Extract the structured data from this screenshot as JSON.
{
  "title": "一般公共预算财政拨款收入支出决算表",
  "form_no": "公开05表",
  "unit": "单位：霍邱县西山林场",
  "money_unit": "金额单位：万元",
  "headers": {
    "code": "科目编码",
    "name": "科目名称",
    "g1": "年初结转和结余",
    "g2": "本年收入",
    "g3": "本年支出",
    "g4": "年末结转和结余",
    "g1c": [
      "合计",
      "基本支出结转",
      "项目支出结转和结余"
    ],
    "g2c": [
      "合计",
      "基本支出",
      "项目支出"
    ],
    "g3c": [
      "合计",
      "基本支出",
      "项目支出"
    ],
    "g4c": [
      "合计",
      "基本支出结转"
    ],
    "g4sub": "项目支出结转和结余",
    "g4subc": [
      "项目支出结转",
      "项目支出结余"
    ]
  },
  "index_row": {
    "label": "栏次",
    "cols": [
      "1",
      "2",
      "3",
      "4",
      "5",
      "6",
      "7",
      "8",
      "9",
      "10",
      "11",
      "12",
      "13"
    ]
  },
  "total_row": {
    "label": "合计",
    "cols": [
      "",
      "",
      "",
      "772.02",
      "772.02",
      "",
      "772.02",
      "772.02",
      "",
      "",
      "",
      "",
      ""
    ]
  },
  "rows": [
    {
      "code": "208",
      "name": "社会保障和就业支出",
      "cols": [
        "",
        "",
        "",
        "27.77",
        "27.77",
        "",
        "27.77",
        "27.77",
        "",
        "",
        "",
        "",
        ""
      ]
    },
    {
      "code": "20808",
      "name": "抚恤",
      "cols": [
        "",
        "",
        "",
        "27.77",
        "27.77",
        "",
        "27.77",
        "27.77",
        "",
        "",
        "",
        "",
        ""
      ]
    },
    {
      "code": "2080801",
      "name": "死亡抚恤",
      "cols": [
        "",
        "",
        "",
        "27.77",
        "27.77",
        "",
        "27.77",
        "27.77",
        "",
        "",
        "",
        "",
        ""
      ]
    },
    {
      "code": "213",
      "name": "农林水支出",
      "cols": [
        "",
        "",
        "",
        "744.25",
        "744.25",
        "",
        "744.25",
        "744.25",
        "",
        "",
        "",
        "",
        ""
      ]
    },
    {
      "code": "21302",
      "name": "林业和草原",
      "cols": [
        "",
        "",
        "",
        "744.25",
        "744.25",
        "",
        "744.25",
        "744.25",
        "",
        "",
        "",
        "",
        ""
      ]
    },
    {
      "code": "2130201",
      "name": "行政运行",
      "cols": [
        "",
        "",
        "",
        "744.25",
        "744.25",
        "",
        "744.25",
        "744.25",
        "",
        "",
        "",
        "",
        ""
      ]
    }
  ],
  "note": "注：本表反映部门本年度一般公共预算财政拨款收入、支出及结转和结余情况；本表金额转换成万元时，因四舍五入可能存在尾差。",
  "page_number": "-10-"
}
---
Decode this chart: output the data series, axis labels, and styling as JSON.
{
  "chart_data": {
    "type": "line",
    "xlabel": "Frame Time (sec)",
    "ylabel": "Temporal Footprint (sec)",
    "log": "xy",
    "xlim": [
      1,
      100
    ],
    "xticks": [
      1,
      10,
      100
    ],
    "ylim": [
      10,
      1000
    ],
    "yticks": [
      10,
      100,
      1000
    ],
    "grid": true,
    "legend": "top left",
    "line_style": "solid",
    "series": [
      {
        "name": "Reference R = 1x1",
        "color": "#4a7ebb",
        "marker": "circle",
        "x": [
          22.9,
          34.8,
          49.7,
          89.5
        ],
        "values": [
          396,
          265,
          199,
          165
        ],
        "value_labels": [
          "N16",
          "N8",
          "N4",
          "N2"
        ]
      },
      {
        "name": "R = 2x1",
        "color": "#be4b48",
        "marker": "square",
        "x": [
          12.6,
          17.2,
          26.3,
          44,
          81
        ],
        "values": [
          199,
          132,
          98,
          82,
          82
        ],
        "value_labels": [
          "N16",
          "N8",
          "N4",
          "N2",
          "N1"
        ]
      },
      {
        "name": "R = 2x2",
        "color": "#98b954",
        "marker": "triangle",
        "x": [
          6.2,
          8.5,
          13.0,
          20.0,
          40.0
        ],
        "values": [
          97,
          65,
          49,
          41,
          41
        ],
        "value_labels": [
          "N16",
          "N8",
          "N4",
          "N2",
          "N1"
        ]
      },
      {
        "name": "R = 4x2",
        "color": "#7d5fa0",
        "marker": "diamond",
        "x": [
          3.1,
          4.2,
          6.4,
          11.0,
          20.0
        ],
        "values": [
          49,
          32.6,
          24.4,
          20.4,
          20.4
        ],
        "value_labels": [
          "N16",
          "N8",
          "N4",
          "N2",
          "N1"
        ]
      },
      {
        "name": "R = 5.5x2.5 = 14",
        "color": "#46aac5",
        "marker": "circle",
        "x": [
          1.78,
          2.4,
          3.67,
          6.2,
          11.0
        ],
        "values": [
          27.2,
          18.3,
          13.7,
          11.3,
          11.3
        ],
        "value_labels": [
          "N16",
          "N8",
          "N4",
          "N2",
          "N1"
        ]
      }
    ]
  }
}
* * *
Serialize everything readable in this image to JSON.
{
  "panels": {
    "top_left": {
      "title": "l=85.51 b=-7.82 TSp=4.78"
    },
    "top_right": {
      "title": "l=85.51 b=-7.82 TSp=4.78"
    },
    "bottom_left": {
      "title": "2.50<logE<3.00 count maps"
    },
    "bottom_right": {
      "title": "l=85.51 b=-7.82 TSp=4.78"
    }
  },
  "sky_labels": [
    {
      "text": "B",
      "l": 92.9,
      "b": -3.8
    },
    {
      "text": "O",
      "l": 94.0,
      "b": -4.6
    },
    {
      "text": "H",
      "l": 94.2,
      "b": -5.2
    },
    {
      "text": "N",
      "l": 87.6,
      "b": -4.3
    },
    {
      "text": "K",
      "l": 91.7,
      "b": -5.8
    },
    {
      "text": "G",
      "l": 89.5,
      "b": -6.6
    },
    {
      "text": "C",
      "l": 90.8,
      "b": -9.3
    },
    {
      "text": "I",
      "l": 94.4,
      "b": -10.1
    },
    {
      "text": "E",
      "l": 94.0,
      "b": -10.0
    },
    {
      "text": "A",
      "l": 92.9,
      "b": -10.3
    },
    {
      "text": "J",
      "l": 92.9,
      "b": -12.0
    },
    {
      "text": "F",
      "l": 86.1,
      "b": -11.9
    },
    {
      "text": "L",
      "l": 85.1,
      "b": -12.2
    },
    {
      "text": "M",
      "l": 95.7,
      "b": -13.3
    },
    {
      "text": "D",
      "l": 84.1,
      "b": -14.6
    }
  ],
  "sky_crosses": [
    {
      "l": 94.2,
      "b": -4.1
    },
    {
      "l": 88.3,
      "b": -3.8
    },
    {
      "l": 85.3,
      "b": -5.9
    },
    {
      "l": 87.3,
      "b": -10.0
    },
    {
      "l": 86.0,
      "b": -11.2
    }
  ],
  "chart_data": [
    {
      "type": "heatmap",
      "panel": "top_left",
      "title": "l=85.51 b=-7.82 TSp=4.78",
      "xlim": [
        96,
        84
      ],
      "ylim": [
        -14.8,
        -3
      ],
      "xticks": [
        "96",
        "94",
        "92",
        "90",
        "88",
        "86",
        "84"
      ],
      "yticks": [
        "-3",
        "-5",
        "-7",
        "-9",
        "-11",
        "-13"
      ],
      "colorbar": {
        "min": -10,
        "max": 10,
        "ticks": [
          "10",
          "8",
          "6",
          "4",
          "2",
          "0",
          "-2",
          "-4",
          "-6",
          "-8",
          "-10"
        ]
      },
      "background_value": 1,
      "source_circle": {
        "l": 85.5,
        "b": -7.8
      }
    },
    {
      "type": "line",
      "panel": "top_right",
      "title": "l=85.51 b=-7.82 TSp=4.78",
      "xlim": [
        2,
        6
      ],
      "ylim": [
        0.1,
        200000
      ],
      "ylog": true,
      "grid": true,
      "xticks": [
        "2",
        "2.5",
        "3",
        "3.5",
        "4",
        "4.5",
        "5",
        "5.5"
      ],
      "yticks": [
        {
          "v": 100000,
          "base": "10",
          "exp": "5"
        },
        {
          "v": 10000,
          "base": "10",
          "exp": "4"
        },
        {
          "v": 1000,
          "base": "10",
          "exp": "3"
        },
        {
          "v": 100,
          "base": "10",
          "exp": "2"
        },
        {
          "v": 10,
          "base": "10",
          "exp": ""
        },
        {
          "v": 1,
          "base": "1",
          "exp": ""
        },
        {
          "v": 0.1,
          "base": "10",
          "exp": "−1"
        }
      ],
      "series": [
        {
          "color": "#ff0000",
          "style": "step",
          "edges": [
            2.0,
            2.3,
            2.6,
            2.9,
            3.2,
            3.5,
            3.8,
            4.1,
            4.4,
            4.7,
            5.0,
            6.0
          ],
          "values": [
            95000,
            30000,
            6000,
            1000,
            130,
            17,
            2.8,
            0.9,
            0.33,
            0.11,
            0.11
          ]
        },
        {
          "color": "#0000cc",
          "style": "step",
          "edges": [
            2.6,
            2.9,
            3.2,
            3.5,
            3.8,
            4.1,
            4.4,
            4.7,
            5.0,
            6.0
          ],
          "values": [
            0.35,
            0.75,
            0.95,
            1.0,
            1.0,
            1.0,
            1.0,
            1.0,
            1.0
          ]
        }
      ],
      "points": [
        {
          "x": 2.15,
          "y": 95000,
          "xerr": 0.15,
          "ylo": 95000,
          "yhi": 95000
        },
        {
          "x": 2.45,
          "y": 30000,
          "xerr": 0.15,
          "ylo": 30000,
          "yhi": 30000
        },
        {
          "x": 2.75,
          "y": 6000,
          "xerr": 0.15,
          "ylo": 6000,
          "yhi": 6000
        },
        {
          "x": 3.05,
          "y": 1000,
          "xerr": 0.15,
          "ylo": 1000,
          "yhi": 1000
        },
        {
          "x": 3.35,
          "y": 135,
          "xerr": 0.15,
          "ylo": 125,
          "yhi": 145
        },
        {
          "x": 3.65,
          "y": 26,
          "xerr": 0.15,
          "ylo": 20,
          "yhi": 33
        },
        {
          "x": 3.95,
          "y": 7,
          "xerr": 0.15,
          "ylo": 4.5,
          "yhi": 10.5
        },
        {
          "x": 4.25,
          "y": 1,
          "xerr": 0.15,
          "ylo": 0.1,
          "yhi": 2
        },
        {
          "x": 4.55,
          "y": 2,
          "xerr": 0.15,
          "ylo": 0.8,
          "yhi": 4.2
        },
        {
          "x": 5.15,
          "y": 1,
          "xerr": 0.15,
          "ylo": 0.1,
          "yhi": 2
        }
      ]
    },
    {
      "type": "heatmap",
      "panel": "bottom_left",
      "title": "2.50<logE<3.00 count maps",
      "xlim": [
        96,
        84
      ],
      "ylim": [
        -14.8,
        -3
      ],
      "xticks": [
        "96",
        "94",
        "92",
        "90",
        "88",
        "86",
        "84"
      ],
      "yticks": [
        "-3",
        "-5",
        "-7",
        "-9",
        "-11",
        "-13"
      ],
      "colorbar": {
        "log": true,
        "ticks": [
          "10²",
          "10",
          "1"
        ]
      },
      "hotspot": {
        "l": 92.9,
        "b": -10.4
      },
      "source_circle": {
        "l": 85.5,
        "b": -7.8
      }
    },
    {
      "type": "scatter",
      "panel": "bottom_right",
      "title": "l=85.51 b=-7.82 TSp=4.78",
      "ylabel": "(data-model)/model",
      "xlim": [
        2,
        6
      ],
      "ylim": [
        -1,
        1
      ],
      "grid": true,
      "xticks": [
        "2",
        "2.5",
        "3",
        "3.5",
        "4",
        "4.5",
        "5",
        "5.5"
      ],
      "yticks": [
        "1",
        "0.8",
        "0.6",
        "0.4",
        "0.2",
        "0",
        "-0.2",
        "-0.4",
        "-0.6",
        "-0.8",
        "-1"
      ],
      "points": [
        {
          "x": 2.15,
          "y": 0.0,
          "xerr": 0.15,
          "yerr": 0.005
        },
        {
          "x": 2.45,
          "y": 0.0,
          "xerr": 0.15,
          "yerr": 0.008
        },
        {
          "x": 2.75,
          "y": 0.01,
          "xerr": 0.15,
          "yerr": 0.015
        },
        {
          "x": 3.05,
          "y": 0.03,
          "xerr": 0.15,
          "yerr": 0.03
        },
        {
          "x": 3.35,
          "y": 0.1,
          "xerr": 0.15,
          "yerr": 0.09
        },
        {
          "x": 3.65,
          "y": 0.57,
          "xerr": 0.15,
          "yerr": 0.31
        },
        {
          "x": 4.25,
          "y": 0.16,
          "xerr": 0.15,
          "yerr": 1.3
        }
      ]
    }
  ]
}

§ **Written task**
Count how many lines of the data include the word "type". Your reply should be that number alone.

§ **Written reply**
5